● Work instructions
Check every line below for the word "JSON" and copy the ones that have it.
※
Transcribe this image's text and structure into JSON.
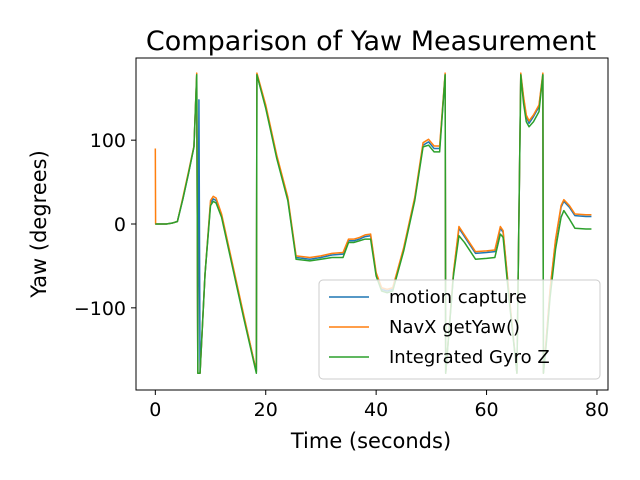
{
  "chart_data": {
    "type": "line",
    "title": "Comparison of Yaw Measurement",
    "xlabel": "Time (seconds)",
    "ylabel": "Yaw (degrees)",
    "xlim": [
      -3.5,
      82
    ],
    "ylim": [
      -198,
      198
    ],
    "xticks": [
      0,
      20,
      40,
      60,
      80
    ],
    "yticks": [
      -100,
      0,
      100
    ],
    "ytick_labels": [
      "−100",
      "0",
      "100"
    ],
    "legend_position": "lower right",
    "grid": false,
    "series": [
      {
        "name": "motion capture",
        "color": "#1f77b4",
        "points": [
          [
            0,
            0
          ],
          [
            2,
            0
          ],
          [
            3,
            1
          ],
          [
            4,
            3
          ],
          [
            5,
            30
          ],
          [
            6,
            60
          ],
          [
            7,
            92
          ],
          [
            7.5,
            178
          ],
          [
            7.7,
            -178
          ],
          [
            7.9,
            148
          ],
          [
            8.1,
            -178
          ],
          [
            9,
            -60
          ],
          [
            10,
            25
          ],
          [
            10.5,
            30
          ],
          [
            11,
            28
          ],
          [
            12,
            10
          ],
          [
            14,
            -50
          ],
          [
            16,
            -110
          ],
          [
            18.3,
            -176
          ],
          [
            18.4,
            178
          ],
          [
            20,
            140
          ],
          [
            22,
            80
          ],
          [
            24,
            30
          ],
          [
            25.5,
            -40
          ],
          [
            28,
            -42
          ],
          [
            30,
            -40
          ],
          [
            32,
            -37
          ],
          [
            34,
            -36
          ],
          [
            35,
            -20
          ],
          [
            36,
            -20
          ],
          [
            37,
            -18
          ],
          [
            38,
            -15
          ],
          [
            39,
            -14
          ],
          [
            40,
            -60
          ],
          [
            41,
            -78
          ],
          [
            42,
            -80
          ],
          [
            43,
            -78
          ],
          [
            45,
            -30
          ],
          [
            47,
            30
          ],
          [
            48.5,
            94
          ],
          [
            49.5,
            98
          ],
          [
            50.5,
            90
          ],
          [
            51.5,
            90
          ],
          [
            52.5,
            178
          ],
          [
            52.6,
            -178
          ],
          [
            54,
            -60
          ],
          [
            55,
            -5
          ],
          [
            56,
            -15
          ],
          [
            57,
            -25
          ],
          [
            58,
            -35
          ],
          [
            60,
            -34
          ],
          [
            61.5,
            -33
          ],
          [
            62.5,
            -5
          ],
          [
            63,
            -10
          ],
          [
            64,
            -80
          ],
          [
            65.5,
            -178
          ],
          [
            66.2,
            178
          ],
          [
            66.7,
            150
          ],
          [
            67.2,
            128
          ],
          [
            67.7,
            120
          ],
          [
            68.5,
            128
          ],
          [
            69.5,
            140
          ],
          [
            70.2,
            178
          ],
          [
            70.3,
            -178
          ],
          [
            70.8,
            -140
          ],
          [
            71.5,
            -80
          ],
          [
            72.5,
            -20
          ],
          [
            73.5,
            20
          ],
          [
            74,
            27
          ],
          [
            75,
            20
          ],
          [
            76,
            10
          ],
          [
            78,
            9
          ],
          [
            79,
            9
          ]
        ]
      },
      {
        "name": "NavX getYaw()",
        "color": "#ff7f0e",
        "points": [
          [
            0,
            90
          ],
          [
            0.05,
            0
          ],
          [
            2,
            0
          ],
          [
            3,
            1
          ],
          [
            4,
            3
          ],
          [
            5,
            32
          ],
          [
            6,
            62
          ],
          [
            7,
            93
          ],
          [
            7.5,
            180
          ],
          [
            7.7,
            -178
          ],
          [
            8.1,
            -178
          ],
          [
            9,
            -60
          ],
          [
            10,
            28
          ],
          [
            10.5,
            33
          ],
          [
            11,
            31
          ],
          [
            12,
            12
          ],
          [
            14,
            -48
          ],
          [
            16,
            -108
          ],
          [
            18.3,
            -176
          ],
          [
            18.4,
            180
          ],
          [
            20,
            142
          ],
          [
            22,
            82
          ],
          [
            24,
            32
          ],
          [
            25.5,
            -38
          ],
          [
            28,
            -40
          ],
          [
            30,
            -38
          ],
          [
            32,
            -35
          ],
          [
            34,
            -34
          ],
          [
            35,
            -18
          ],
          [
            36,
            -18
          ],
          [
            37,
            -16
          ],
          [
            38,
            -13
          ],
          [
            39,
            -12
          ],
          [
            40,
            -58
          ],
          [
            41,
            -76
          ],
          [
            42,
            -78
          ],
          [
            43,
            -76
          ],
          [
            45,
            -28
          ],
          [
            47,
            32
          ],
          [
            48.5,
            97
          ],
          [
            49.5,
            101
          ],
          [
            50.5,
            93
          ],
          [
            51.5,
            93
          ],
          [
            52.5,
            180
          ],
          [
            52.6,
            -178
          ],
          [
            54,
            -58
          ],
          [
            55,
            -3
          ],
          [
            56,
            -13
          ],
          [
            57,
            -23
          ],
          [
            58,
            -33
          ],
          [
            60,
            -32
          ],
          [
            61.5,
            -31
          ],
          [
            62.5,
            -3
          ],
          [
            63,
            -8
          ],
          [
            64,
            -78
          ],
          [
            65.5,
            -178
          ],
          [
            66.2,
            180
          ],
          [
            66.7,
            152
          ],
          [
            67.2,
            130
          ],
          [
            67.7,
            123
          ],
          [
            68.5,
            130
          ],
          [
            69.5,
            142
          ],
          [
            70.2,
            180
          ],
          [
            70.3,
            -178
          ],
          [
            70.8,
            -138
          ],
          [
            71.5,
            -78
          ],
          [
            72.5,
            -18
          ],
          [
            73.5,
            22
          ],
          [
            74,
            29
          ],
          [
            75,
            22
          ],
          [
            76,
            12
          ],
          [
            78,
            11
          ],
          [
            79,
            11
          ]
        ]
      },
      {
        "name": "Integrated Gyro Z",
        "color": "#2ca02c",
        "points": [
          [
            0,
            0
          ],
          [
            2,
            0
          ],
          [
            3,
            1
          ],
          [
            4,
            3
          ],
          [
            5,
            30
          ],
          [
            6,
            60
          ],
          [
            7,
            92
          ],
          [
            7.5,
            178
          ],
          [
            7.7,
            -178
          ],
          [
            8.1,
            -178
          ],
          [
            9,
            -60
          ],
          [
            10,
            22
          ],
          [
            10.5,
            27
          ],
          [
            11,
            25
          ],
          [
            12,
            8
          ],
          [
            14,
            -52
          ],
          [
            16,
            -112
          ],
          [
            18.3,
            -178
          ],
          [
            18.4,
            178
          ],
          [
            20,
            138
          ],
          [
            22,
            78
          ],
          [
            24,
            28
          ],
          [
            25.5,
            -42
          ],
          [
            28,
            -44
          ],
          [
            30,
            -42
          ],
          [
            32,
            -40
          ],
          [
            34,
            -40
          ],
          [
            35,
            -22
          ],
          [
            36,
            -22
          ],
          [
            37,
            -20
          ],
          [
            38,
            -18
          ],
          [
            39,
            -18
          ],
          [
            40,
            -62
          ],
          [
            41,
            -80
          ],
          [
            42,
            -82
          ],
          [
            43,
            -80
          ],
          [
            45,
            -32
          ],
          [
            47,
            28
          ],
          [
            48.5,
            92
          ],
          [
            49.5,
            94
          ],
          [
            50.5,
            86
          ],
          [
            51.5,
            86
          ],
          [
            52.5,
            178
          ],
          [
            52.6,
            -178
          ],
          [
            54,
            -62
          ],
          [
            55,
            -14
          ],
          [
            56,
            -22
          ],
          [
            57,
            -32
          ],
          [
            58,
            -42
          ],
          [
            60,
            -41
          ],
          [
            61.5,
            -40
          ],
          [
            62.5,
            -12
          ],
          [
            63,
            -16
          ],
          [
            64,
            -85
          ],
          [
            65.5,
            -178
          ],
          [
            66.2,
            178
          ],
          [
            66.7,
            144
          ],
          [
            67.2,
            122
          ],
          [
            67.7,
            116
          ],
          [
            68.5,
            122
          ],
          [
            69.5,
            134
          ],
          [
            70.2,
            178
          ],
          [
            70.3,
            -178
          ],
          [
            70.8,
            -145
          ],
          [
            71.5,
            -88
          ],
          [
            72.5,
            -30
          ],
          [
            73.5,
            8
          ],
          [
            74,
            16
          ],
          [
            75,
            6
          ],
          [
            76,
            -5
          ],
          [
            78,
            -6
          ],
          [
            79,
            -6
          ]
        ]
      }
    ]
  }
}
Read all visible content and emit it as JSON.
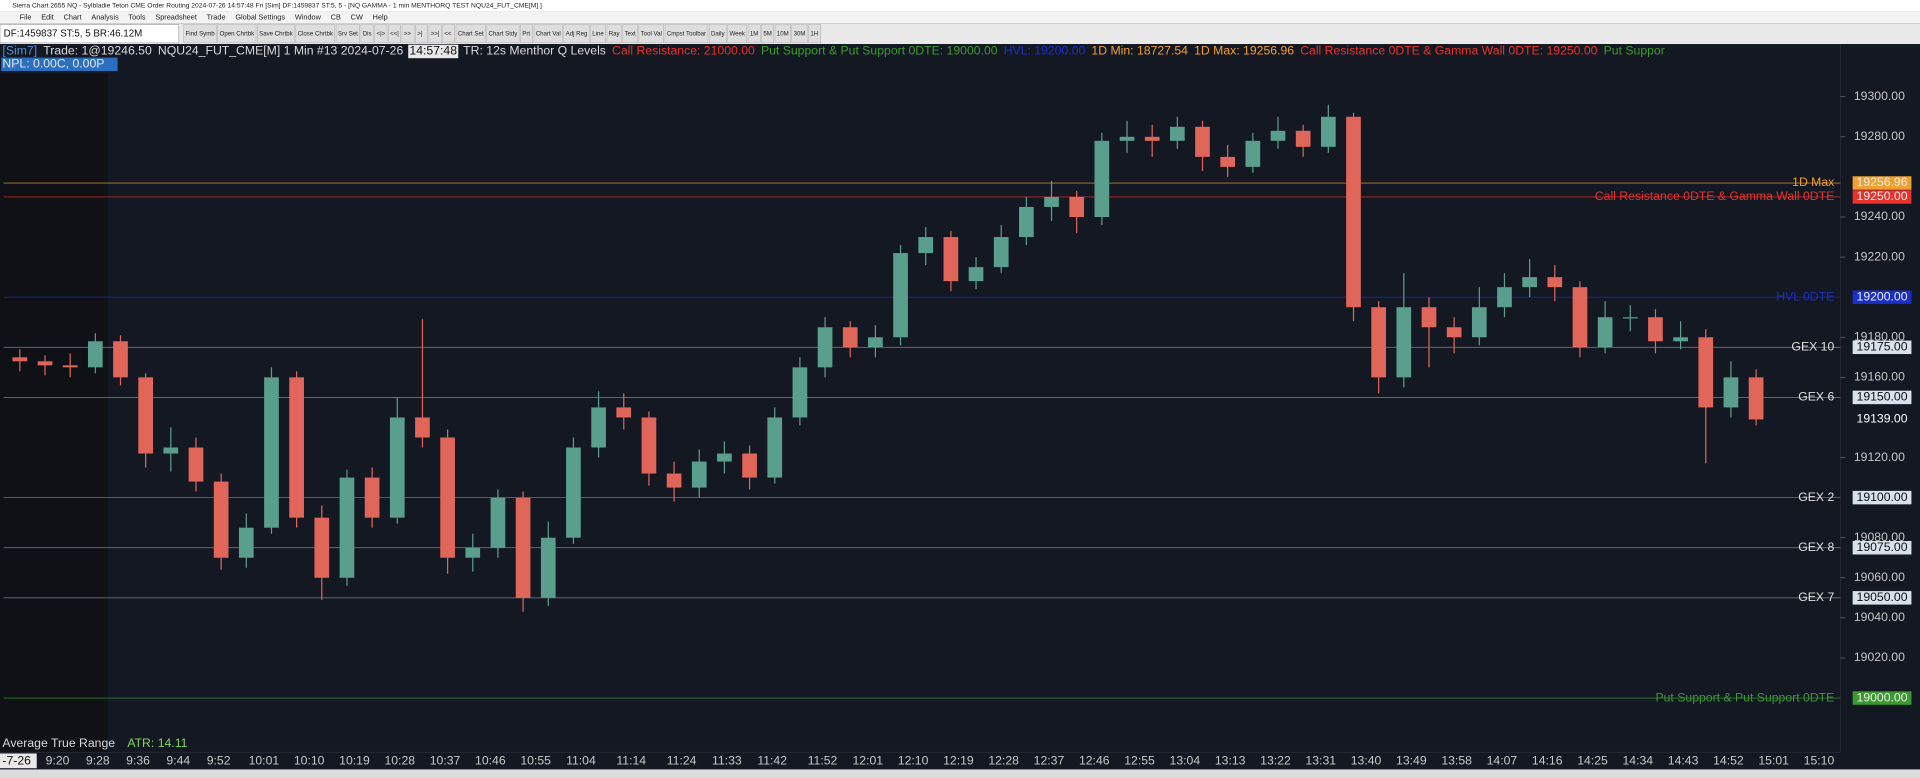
{
  "window": {
    "title": "Sierra Chart 2655 NQ - Sylbladie Teton CME Order Routing 2024-07-26  14:57:48 Fri [Sim] DF:1459837  ST:5, 5 - [NQ GAMMA - 1 min MENTHORQ TEST NQU24_FUT_CME[M] ]"
  },
  "menu": [
    "File",
    "Edit",
    "Chart",
    "Analysis",
    "Tools",
    "Spreadsheet",
    "Trade",
    "Global Settings",
    "Window",
    "CB",
    "CW",
    "Help"
  ],
  "toolbar": {
    "status": "DF:1459837  ST:5, 5  BR:46.12M",
    "buttons": [
      "Find Symb",
      "Open Chrtbk",
      "Save Chrtbk",
      "Close Chrtbk",
      "Srv Set",
      "Dis",
      "<|>",
      "<<|",
      ">>",
      ">|",
      ">>|",
      "<<",
      "Chart Set",
      "Chart Stdy",
      "Prt",
      "Chart Val",
      "Adj Reg",
      "Line",
      "Ray",
      "Text",
      "Tool Val",
      "Cmpst Toolbar",
      "Daily",
      "Week",
      "1M",
      "5M",
      "10M",
      "30M",
      "1H"
    ]
  },
  "chart_header": {
    "line1": [
      {
        "text": "[Sim7]",
        "color": "#4f8fd8"
      },
      {
        "text": "Trade: 1@19246.50",
        "color": "#d8d8d8"
      },
      {
        "text": "NQU24_FUT_CME[M]  1 Min  #13 2024-07-26",
        "color": "#d8d8d8"
      },
      {
        "text": "14:57:48",
        "color": "#111111",
        "box": "#e8e8e8"
      },
      {
        "text": "TR: 12s Menthor Q Levels",
        "color": "#d8d8d8"
      },
      {
        "text": "Call Resistance: 21000.00",
        "color": "#e8322c"
      },
      {
        "text": "Put Support & Put Support 0DTE: 19000.00",
        "color": "#3a9a30"
      },
      {
        "text": "HVL: 19200.00",
        "color": "#1a2fc8"
      },
      {
        "text": "1D Min: 18727.54",
        "color": "#f0a030"
      },
      {
        "text": "1D Max: 19256.96",
        "color": "#f0a030"
      },
      {
        "text": "Call Resistance 0DTE & Gamma Wall 0DTE: 19250.00",
        "color": "#e8322c"
      },
      {
        "text": "Put Suppor",
        "color": "#3a9a30"
      }
    ],
    "line2": "NPL: 0.00C, 0.00P"
  },
  "chart_data": {
    "type": "candlestick",
    "x": [
      "9:10",
      "9:15",
      "9:20",
      "9:25",
      "9:30",
      "9:35",
      "9:40",
      "9:45",
      "9:50",
      "9:55",
      "10:00",
      "10:05",
      "10:10",
      "10:15",
      "10:20",
      "10:25",
      "10:30",
      "10:35",
      "10:40",
      "10:45",
      "10:50",
      "10:55",
      "11:00",
      "11:05",
      "11:10",
      "11:15",
      "11:20",
      "11:25",
      "11:30",
      "11:35",
      "11:40",
      "11:45",
      "11:50",
      "11:55",
      "12:00",
      "12:05",
      "12:10",
      "12:15",
      "12:20",
      "12:25",
      "12:30",
      "12:35",
      "12:40",
      "12:45",
      "12:50",
      "12:55",
      "13:00",
      "13:05",
      "13:10",
      "13:15",
      "13:20",
      "13:25",
      "13:30",
      "13:35",
      "13:40",
      "13:45",
      "13:50",
      "13:55",
      "14:00",
      "14:05",
      "14:10",
      "14:15",
      "14:20",
      "14:25",
      "14:30",
      "14:35",
      "14:40",
      "14:45",
      "14:50",
      "14:55"
    ],
    "open": [
      19170,
      19168,
      19166,
      19165,
      19178,
      19160,
      19122,
      19125,
      19108,
      19070,
      19085,
      19160,
      19090,
      19060,
      19110,
      19090,
      19140,
      19130,
      19070,
      19075,
      19100,
      19050,
      19080,
      19125,
      19145,
      19140,
      19112,
      19105,
      19118,
      19122,
      19110,
      19140,
      19165,
      19185,
      19175,
      19180,
      19222,
      19230,
      19208,
      19215,
      19230,
      19245,
      19250,
      19240,
      19278,
      19280,
      19278,
      19285,
      19270,
      19265,
      19278,
      19283,
      19275,
      19290,
      19195,
      19160,
      19195,
      19185,
      19180,
      19195,
      19205,
      19210,
      19205,
      19175,
      19190,
      19190,
      19178,
      19180,
      19145,
      19160
    ],
    "high": [
      19174,
      19171,
      19172,
      19182,
      19181,
      19162,
      19135,
      19130,
      19112,
      19092,
      19165,
      19163,
      19096,
      19114,
      19115,
      19150,
      19189,
      19134,
      19082,
      19104,
      19103,
      19088,
      19130,
      19153,
      19152,
      19143,
      19118,
      19124,
      19128,
      19126,
      19145,
      19170,
      19190,
      19188,
      19186,
      19226,
      19235,
      19233,
      19220,
      19236,
      19250,
      19258,
      19253,
      19282,
      19288,
      19286,
      19290,
      19288,
      19276,
      19282,
      19290,
      19286,
      19296,
      19292,
      19198,
      19212,
      19200,
      19190,
      19205,
      19212,
      19219,
      19216,
      19208,
      19198,
      19196,
      19194,
      19188,
      19184,
      19168,
      19164
    ],
    "low": [
      19163,
      19161,
      19160,
      19162,
      19156,
      19115,
      19113,
      19103,
      19064,
      19065,
      19082,
      19085,
      19049,
      19056,
      19085,
      19087,
      19125,
      19062,
      19063,
      19070,
      19043,
      19046,
      19077,
      19120,
      19134,
      19106,
      19098,
      19100,
      19112,
      19104,
      19107,
      19136,
      19160,
      19170,
      19170,
      19176,
      19216,
      19203,
      19204,
      19212,
      19226,
      19238,
      19232,
      19236,
      19272,
      19270,
      19274,
      19263,
      19260,
      19262,
      19274,
      19270,
      19272,
      19188,
      19152,
      19155,
      19165,
      19172,
      19176,
      19190,
      19200,
      19198,
      19170,
      19172,
      19183,
      19172,
      19174,
      19117,
      19140,
      19136
    ],
    "close": [
      19168,
      19166,
      19165,
      19178,
      19160,
      19122,
      19125,
      19108,
      19070,
      19085,
      19160,
      19090,
      19060,
      19110,
      19090,
      19140,
      19130,
      19070,
      19075,
      19100,
      19050,
      19080,
      19125,
      19145,
      19140,
      19112,
      19105,
      19118,
      19122,
      19110,
      19140,
      19165,
      19185,
      19175,
      19180,
      19222,
      19230,
      19208,
      19215,
      19230,
      19245,
      19250,
      19240,
      19278,
      19280,
      19278,
      19285,
      19270,
      19265,
      19278,
      19283,
      19275,
      19290,
      19195,
      19160,
      19195,
      19185,
      19180,
      19195,
      19205,
      19210,
      19205,
      19175,
      19190,
      19190,
      19178,
      19180,
      19145,
      19160,
      19139
    ],
    "up_color": "#5a9e8e",
    "down_color": "#e0665a",
    "ylim": [
      18982,
      19310
    ],
    "yticks": [
      {
        "value": 19300,
        "label": "19300.00"
      },
      {
        "value": 19280,
        "label": "19280.00"
      },
      {
        "value": 19240,
        "label": "19240.00"
      },
      {
        "value": 19220,
        "label": "19220.00"
      },
      {
        "value": 19180,
        "label": "19180.00"
      },
      {
        "value": 19160,
        "label": "19160.00"
      },
      {
        "value": 19120,
        "label": "19120.00"
      },
      {
        "value": 19080,
        "label": "19080.00"
      },
      {
        "value": 19060,
        "label": "19060.00"
      },
      {
        "value": 19040,
        "label": "19040.00"
      },
      {
        "value": 19020,
        "label": "19020.00"
      }
    ],
    "x_date_stub": "-7-26",
    "x_labels": [
      "9:20",
      "9:28",
      "9:36",
      "9:44",
      "9:52",
      "10:01",
      "10:10",
      "10:19",
      "10:28",
      "10:37",
      "10:46",
      "10:55",
      "11:04",
      "11:14",
      "11:24",
      "11:33",
      "11:42",
      "11:52",
      "12:01",
      "12:10",
      "12:19",
      "12:28",
      "12:37",
      "12:46",
      "12:55",
      "13:04",
      "13:13",
      "13:22",
      "13:31",
      "13:40",
      "13:49",
      "13:58",
      "14:07",
      "14:16",
      "14:25",
      "14:34",
      "14:43",
      "14:52",
      "15:01",
      "15:10"
    ],
    "levels": [
      {
        "name": "1D Max",
        "price": 19256.96,
        "color": "#f0a030"
      },
      {
        "name": "Call Resistance 0DTE & Gamma Wall 0DTE",
        "price": {
          "value": 19250,
          "label": "19250.00"
        },
        "color": "#e8322c"
      },
      {
        "name": "HVL 0DTE",
        "price": {
          "value": 19200,
          "label": "19200.00"
        },
        "color": "#1a2fc8"
      },
      {
        "name": "GEX 10",
        "price": {
          "value": 19175,
          "label": "19175.00"
        },
        "color": "#8a8f99"
      },
      {
        "name": "GEX 6",
        "price": {
          "value": 19150,
          "label": "19150.00"
        },
        "color": "#8a8f99"
      },
      {
        "name": "GEX 2",
        "price": {
          "value": 19100,
          "label": "19100.00"
        },
        "color": "#8a8f99"
      },
      {
        "name": "GEX 8",
        "price": {
          "value": 19075,
          "label": "19075.00"
        },
        "color": "#8a8f99"
      },
      {
        "name": "GEX 7",
        "price": {
          "value": 19050,
          "label": "19050.00"
        },
        "color": "#8a8f99"
      },
      {
        "name": "Put Support & Put Support 0DTE",
        "price": {
          "value": 19000,
          "label": "19000.00"
        },
        "color": "#3a9a30"
      }
    ],
    "last_price": {
      "value": 19139,
      "label": "19139.00"
    },
    "study": {
      "name": "Average True Range",
      "value_text": "ATR: 14.11"
    }
  }
}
※
● Completed task
Transcribe this image's text and structure into JSON.
Read all visible content and emit it as JSON.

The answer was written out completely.